Leave out the pictures and reproduce all of the data exactly.

[BEGIN]

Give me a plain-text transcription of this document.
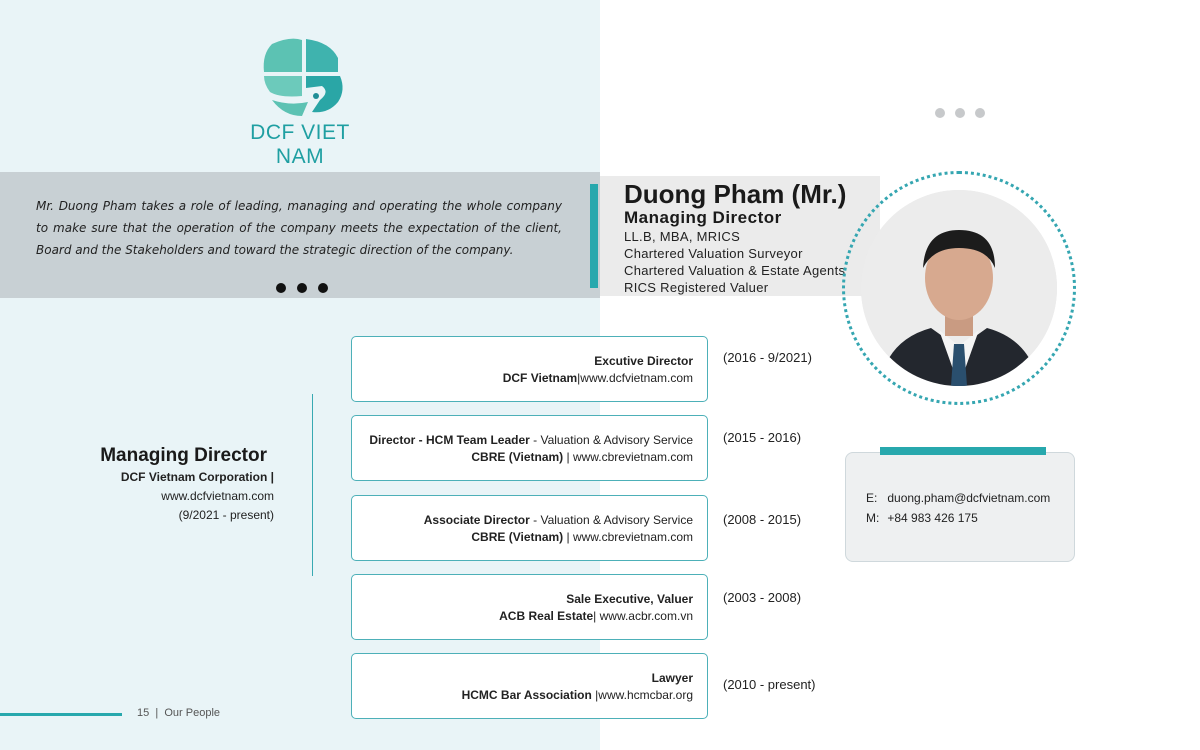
DCF VIET NAM

Mr. Duong Pham takes a role of leading, managing and operating the whole company to make sure that the operation of the company meets the expectation of the client, Board and the Stakeholders and toward the strategic direction of the company.

Duong Pham (Mr.)
Managing Director
LL.B, MBA, MRICS
Chartered Valuation Surveyor
Chartered Valuation & Estate Agents
RICS Registered Valuer
E: duong.pham@dcfvietnam.com
M: +84 983 426 175
Managing Director
DCF Vietnam Corporation |
www.dcfvietnam.com
(9/2021 - present)
Excutive Director
DCF Vietnam|www.dcfvietnam.com
(2016 - 9/2021)
Director - HCM Team Leader - Valuation & Advisory Service
CBRE (Vietnam) | www.cbrevietnam.com
(2015 - 2016)
Associate Director - Valuation & Advisory Service
CBRE (Vietnam) | www.cbrevietnam.com
(2008 - 2015)
Sale Executive, Valuer
ACB Real Estate| www.acbr.com.vn
(2003 - 2008)
Lawyer
HCMC Bar Association |www.hcmcbar.org
(2010 - present)
15 | Our People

[END]

Task output
Give me a plain-text transcription of this document.
DCF VIET NAM

Mr. Duong Pham takes a role of leading, managing and operating the whole company to make sure that the operation of the company meets the expectation of the client, Board and the Stakeholders and toward the strategic direction of the company.

Duong Pham (Mr.)
Managing Director
LL.B, MBA, MRICS
Chartered Valuation Surveyor
Chartered Valuation & Estate Agents
RICS Registered Valuer
E: duong.pham@dcfvietnam.com
M: +84 983 426 175
Managing Director
DCF Vietnam Corporation |
www.dcfvietnam.com
(9/2021 - present)
Excutive Director
DCF Vietnam|www.dcfvietnam.com
(2016 - 9/2021)
Director - HCM Team Leader - Valuation & Advisory Service
CBRE (Vietnam) | www.cbrevietnam.com
(2015 - 2016)
Associate Director - Valuation & Advisory Service
CBRE (Vietnam) | www.cbrevietnam.com
(2008 - 2015)
Sale Executive, Valuer
ACB Real Estate| www.acbr.com.vn
(2003 - 2008)
Lawyer
HCMC Bar Association |www.hcmcbar.org
(2010 - present)
15 | Our People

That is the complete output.